[WHAT IS NEEDED]:
Identify each line in the records below that contains the word "background", and copy it.

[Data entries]
## Begin
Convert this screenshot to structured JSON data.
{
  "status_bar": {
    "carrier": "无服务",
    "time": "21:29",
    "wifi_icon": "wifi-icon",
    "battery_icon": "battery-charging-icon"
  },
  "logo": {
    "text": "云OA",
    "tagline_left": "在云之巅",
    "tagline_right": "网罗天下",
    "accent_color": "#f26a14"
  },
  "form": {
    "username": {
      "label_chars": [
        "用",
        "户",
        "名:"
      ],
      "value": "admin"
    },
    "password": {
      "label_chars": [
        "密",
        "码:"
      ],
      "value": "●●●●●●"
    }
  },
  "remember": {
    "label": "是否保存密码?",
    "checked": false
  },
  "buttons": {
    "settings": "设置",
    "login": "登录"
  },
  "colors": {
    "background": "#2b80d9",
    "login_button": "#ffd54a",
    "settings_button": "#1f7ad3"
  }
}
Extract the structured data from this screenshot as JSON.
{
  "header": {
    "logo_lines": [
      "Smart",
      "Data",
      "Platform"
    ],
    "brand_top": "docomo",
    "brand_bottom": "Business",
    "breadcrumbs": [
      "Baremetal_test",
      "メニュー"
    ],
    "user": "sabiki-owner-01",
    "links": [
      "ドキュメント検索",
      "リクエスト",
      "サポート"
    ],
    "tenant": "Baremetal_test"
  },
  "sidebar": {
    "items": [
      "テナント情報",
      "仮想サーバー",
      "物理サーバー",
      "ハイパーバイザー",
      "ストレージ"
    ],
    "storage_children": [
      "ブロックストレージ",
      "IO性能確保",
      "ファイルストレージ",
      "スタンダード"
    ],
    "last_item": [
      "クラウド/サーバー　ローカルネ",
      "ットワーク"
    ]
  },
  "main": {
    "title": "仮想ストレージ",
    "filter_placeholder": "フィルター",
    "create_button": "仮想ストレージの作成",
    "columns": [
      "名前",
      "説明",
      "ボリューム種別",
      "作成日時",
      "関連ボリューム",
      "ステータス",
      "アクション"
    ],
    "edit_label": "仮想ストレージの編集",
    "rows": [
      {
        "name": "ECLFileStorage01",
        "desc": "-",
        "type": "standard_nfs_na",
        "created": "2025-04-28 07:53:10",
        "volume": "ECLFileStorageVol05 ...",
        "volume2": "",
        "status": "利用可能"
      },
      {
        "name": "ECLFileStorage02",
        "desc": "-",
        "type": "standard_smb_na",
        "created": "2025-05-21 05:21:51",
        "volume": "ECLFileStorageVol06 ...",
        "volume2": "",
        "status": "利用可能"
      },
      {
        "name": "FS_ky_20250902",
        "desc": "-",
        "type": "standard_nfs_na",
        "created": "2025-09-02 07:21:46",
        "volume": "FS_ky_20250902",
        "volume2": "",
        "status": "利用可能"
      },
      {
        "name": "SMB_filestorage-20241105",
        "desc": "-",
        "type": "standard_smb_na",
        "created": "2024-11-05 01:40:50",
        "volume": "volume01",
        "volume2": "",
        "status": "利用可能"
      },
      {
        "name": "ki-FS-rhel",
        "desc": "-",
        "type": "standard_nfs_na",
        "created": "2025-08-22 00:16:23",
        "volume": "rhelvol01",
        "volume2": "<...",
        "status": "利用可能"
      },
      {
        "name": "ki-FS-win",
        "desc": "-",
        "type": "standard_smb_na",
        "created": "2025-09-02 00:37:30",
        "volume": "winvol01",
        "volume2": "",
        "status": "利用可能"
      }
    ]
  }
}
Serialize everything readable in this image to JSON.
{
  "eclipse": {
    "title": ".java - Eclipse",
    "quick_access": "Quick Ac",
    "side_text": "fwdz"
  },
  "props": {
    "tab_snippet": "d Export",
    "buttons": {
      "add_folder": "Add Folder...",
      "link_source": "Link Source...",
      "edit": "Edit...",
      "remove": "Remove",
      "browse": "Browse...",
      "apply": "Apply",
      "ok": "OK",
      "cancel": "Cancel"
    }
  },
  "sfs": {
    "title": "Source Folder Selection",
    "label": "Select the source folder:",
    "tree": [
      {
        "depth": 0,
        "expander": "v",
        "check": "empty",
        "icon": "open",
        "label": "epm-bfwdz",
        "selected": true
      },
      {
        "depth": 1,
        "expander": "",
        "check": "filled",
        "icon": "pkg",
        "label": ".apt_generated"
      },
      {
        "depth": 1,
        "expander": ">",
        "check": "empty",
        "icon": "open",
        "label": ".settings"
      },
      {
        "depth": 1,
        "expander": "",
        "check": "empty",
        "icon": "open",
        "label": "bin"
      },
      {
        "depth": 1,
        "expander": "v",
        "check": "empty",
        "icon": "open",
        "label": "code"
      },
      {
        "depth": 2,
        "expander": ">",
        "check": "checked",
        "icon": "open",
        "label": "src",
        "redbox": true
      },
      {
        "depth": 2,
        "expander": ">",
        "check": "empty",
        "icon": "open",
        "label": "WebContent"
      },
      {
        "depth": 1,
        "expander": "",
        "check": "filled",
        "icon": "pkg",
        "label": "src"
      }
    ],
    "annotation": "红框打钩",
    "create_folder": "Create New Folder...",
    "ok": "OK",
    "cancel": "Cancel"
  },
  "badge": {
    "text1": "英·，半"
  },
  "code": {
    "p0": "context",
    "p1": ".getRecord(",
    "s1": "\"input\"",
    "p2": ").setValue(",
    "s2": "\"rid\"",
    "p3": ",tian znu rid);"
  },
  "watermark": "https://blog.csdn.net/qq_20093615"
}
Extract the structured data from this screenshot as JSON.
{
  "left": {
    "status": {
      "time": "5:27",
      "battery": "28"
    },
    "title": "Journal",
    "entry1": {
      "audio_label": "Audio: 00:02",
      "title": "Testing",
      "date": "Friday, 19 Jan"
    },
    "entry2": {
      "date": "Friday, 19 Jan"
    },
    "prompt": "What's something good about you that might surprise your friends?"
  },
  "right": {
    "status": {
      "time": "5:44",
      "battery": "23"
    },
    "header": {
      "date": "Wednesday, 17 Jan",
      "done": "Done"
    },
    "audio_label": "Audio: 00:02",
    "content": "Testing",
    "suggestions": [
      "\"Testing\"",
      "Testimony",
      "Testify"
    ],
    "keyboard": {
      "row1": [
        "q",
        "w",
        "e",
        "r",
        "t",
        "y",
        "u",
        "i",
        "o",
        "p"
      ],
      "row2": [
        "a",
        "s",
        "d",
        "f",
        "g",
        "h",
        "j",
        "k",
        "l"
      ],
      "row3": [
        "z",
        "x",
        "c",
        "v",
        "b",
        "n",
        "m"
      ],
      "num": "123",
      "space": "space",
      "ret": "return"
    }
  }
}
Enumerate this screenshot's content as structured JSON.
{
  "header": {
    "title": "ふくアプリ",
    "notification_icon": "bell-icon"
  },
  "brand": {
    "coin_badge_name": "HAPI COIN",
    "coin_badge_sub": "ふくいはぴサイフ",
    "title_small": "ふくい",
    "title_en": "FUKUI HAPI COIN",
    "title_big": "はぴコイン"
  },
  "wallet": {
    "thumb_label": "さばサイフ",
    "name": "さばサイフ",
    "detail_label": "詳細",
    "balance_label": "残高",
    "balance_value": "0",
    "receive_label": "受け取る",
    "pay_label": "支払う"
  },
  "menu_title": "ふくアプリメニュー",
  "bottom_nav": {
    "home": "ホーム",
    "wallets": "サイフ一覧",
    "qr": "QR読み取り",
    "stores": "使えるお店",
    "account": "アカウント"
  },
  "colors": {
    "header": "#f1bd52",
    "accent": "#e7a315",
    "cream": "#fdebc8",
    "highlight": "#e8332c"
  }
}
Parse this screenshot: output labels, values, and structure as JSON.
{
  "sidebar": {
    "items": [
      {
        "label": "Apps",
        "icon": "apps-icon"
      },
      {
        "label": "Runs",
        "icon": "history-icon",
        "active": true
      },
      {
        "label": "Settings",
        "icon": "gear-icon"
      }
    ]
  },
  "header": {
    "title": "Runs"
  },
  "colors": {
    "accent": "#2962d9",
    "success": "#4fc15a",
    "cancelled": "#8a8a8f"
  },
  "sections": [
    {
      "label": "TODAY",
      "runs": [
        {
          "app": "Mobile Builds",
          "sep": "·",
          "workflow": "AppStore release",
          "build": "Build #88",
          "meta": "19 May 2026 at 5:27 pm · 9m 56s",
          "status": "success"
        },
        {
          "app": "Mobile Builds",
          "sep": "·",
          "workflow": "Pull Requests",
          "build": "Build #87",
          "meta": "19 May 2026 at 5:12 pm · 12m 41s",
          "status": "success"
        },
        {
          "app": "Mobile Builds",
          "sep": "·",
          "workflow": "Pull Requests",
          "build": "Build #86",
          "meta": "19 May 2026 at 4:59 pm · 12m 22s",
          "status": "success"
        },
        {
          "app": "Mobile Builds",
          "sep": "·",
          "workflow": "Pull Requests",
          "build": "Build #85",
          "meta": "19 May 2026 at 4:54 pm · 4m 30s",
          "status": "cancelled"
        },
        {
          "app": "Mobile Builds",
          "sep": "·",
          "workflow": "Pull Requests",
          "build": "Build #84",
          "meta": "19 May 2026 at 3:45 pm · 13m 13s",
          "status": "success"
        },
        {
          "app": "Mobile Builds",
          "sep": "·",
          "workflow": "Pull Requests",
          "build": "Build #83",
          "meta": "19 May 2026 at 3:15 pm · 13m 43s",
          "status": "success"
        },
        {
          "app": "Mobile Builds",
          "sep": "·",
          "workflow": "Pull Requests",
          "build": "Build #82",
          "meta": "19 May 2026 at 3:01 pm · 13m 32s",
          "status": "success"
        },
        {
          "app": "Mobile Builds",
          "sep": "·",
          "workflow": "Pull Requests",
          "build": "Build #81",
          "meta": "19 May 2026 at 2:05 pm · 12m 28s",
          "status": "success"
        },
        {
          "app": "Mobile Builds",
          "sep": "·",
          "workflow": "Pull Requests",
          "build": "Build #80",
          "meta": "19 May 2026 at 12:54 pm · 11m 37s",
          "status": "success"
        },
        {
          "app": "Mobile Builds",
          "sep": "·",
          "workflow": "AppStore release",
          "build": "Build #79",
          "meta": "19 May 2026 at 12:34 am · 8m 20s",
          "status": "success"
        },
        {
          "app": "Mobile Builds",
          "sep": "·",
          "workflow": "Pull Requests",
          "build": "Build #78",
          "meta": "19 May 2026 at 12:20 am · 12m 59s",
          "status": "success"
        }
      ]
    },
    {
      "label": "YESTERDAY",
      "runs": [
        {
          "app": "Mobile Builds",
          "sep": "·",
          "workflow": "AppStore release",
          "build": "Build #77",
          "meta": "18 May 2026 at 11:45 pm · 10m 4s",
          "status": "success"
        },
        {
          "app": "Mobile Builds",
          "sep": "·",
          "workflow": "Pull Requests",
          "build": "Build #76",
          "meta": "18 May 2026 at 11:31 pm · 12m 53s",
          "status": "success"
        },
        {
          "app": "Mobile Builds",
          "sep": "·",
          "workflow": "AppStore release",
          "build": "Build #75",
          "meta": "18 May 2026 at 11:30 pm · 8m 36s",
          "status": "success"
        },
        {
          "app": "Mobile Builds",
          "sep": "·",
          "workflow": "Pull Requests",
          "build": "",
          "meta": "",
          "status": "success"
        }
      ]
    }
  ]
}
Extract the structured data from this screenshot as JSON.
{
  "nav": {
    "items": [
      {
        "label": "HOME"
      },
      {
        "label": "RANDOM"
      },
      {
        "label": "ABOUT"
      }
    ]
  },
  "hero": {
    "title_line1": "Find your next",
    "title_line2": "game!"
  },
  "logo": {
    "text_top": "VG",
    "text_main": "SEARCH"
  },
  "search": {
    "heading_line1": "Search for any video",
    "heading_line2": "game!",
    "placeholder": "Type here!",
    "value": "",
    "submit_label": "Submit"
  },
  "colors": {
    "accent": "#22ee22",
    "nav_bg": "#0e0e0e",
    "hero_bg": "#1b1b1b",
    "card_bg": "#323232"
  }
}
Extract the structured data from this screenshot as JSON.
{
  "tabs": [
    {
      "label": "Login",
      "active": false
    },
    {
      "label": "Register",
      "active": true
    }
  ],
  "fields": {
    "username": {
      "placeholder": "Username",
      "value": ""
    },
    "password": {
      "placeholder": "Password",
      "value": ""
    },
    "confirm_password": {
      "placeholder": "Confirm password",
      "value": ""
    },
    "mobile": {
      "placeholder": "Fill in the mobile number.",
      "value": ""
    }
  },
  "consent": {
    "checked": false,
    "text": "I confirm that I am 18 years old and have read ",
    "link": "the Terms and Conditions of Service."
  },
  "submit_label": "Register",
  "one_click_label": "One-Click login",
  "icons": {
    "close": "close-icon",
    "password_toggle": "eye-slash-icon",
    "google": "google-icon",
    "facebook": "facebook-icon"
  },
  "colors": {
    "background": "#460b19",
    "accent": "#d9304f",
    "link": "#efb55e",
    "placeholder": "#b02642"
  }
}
## End
[FINAL ANSWER]:
    "background": "#2b80d9",
    "background": "#460b19",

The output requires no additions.